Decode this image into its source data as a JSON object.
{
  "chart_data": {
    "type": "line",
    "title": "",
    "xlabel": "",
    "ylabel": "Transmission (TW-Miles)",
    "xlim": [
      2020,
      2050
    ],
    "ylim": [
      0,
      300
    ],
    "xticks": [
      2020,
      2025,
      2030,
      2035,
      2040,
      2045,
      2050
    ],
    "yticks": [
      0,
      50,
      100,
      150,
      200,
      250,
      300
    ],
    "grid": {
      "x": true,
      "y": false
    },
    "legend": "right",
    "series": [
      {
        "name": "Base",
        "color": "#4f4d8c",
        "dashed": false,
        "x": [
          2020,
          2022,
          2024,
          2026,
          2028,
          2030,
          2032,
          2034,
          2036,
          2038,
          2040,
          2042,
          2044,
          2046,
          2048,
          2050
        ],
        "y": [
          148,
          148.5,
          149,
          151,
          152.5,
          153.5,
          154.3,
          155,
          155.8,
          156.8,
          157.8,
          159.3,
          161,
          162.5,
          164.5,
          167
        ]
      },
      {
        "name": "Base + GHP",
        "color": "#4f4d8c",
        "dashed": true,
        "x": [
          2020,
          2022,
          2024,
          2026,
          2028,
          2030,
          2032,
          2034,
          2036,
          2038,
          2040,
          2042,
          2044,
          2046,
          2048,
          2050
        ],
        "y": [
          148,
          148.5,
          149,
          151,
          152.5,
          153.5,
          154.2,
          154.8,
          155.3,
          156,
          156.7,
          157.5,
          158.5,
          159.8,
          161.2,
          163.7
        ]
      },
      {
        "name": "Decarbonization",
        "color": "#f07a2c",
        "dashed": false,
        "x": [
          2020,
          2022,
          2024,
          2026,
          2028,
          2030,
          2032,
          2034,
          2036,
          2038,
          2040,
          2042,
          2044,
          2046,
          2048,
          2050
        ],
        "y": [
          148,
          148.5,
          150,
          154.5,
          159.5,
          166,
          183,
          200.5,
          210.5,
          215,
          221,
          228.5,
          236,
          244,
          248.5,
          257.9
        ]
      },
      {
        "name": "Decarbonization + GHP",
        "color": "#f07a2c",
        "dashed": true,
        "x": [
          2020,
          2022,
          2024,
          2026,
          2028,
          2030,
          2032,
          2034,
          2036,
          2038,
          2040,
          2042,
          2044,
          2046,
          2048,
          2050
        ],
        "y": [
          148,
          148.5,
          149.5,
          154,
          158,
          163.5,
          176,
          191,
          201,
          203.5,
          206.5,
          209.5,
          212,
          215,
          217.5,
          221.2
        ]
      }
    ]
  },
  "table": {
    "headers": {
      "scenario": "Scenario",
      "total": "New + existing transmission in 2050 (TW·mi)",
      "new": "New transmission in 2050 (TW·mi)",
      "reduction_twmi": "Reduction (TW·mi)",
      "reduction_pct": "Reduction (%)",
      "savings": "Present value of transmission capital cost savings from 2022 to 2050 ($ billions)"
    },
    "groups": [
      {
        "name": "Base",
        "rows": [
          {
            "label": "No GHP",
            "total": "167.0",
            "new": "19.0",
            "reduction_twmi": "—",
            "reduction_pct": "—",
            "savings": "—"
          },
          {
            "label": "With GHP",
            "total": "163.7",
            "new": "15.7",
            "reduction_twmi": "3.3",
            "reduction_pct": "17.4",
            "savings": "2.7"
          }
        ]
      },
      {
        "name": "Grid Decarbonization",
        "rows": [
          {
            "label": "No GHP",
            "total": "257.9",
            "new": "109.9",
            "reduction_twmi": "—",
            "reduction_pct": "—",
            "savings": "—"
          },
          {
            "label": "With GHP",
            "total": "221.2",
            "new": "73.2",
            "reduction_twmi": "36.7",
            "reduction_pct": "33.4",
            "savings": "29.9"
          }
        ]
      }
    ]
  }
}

DIRECTIONS FOR THIS TASK —
Repeat the preceding lines exactly, please, every one of them.

SOLVED PROBLEM —
Decode this image into its source data as a JSON object.
{
  "chart_data": {
    "type": "line",
    "title": "",
    "xlabel": "",
    "ylabel": "Transmission (TW-Miles)",
    "xlim": [
      2020,
      2050
    ],
    "ylim": [
      0,
      300
    ],
    "xticks": [
      2020,
      2025,
      2030,
      2035,
      2040,
      2045,
      2050
    ],
    "yticks": [
      0,
      50,
      100,
      150,
      200,
      250,
      300
    ],
    "grid": {
      "x": true,
      "y": false
    },
    "legend": "right",
    "series": [
      {
        "name": "Base",
        "color": "#4f4d8c",
        "dashed": false,
        "x": [
          2020,
          2022,
          2024,
          2026,
          2028,
          2030,
          2032,
          2034,
          2036,
          2038,
          2040,
          2042,
          2044,
          2046,
          2048,
          2050
        ],
        "y": [
          148,
          148.5,
          149,
          151,
          152.5,
          153.5,
          154.3,
          155,
          155.8,
          156.8,
          157.8,
          159.3,
          161,
          162.5,
          164.5,
          167
        ]
      },
      {
        "name": "Base + GHP",
        "color": "#4f4d8c",
        "dashed": true,
        "x": [
          2020,
          2022,
          2024,
          2026,
          2028,
          2030,
          2032,
          2034,
          2036,
          2038,
          2040,
          2042,
          2044,
          2046,
          2048,
          2050
        ],
        "y": [
          148,
          148.5,
          149,
          151,
          152.5,
          153.5,
          154.2,
          154.8,
          155.3,
          156,
          156.7,
          157.5,
          158.5,
          159.8,
          161.2,
          163.7
        ]
      },
      {
        "name": "Decarbonization",
        "color": "#f07a2c",
        "dashed": false,
        "x": [
          2020,
          2022,
          2024,
          2026,
          2028,
          2030,
          2032,
          2034,
          2036,
          2038,
          2040,
          2042,
          2044,
          2046,
          2048,
          2050
        ],
        "y": [
          148,
          148.5,
          150,
          154.5,
          159.5,
          166,
          183,
          200.5,
          210.5,
          215,
          221,
          228.5,
          236,
          244,
          248.5,
          257.9
        ]
      },
      {
        "name": "Decarbonization + GHP",
        "color": "#f07a2c",
        "dashed": true,
        "x": [
          2020,
          2022,
          2024,
          2026,
          2028,
          2030,
          2032,
          2034,
          2036,
          2038,
          2040,
          2042,
          2044,
          2046,
          2048,
          2050
        ],
        "y": [
          148,
          148.5,
          149.5,
          154,
          158,
          163.5,
          176,
          191,
          201,
          203.5,
          206.5,
          209.5,
          212,
          215,
          217.5,
          221.2
        ]
      }
    ]
  },
  "table": {
    "headers": {
      "scenario": "Scenario",
      "total": "New + existing transmission in 2050 (TW·mi)",
      "new": "New transmission in 2050 (TW·mi)",
      "reduction_twmi": "Reduction (TW·mi)",
      "reduction_pct": "Reduction (%)",
      "savings": "Present value of transmission capital cost savings from 2022 to 2050 ($ billions)"
    },
    "groups": [
      {
        "name": "Base",
        "rows": [
          {
            "label": "No GHP",
            "total": "167.0",
            "new": "19.0",
            "reduction_twmi": "—",
            "reduction_pct": "—",
            "savings": "—"
          },
          {
            "label": "With GHP",
            "total": "163.7",
            "new": "15.7",
            "reduction_twmi": "3.3",
            "reduction_pct": "17.4",
            "savings": "2.7"
          }
        ]
      },
      {
        "name": "Grid Decarbonization",
        "rows": [
          {
            "label": "No GHP",
            "total": "257.9",
            "new": "109.9",
            "reduction_twmi": "—",
            "reduction_pct": "—",
            "savings": "—"
          },
          {
            "label": "With GHP",
            "total": "221.2",
            "new": "73.2",
            "reduction_twmi": "36.7",
            "reduction_pct": "33.4",
            "savings": "29.9"
          }
        ]
      }
    ]
  }
}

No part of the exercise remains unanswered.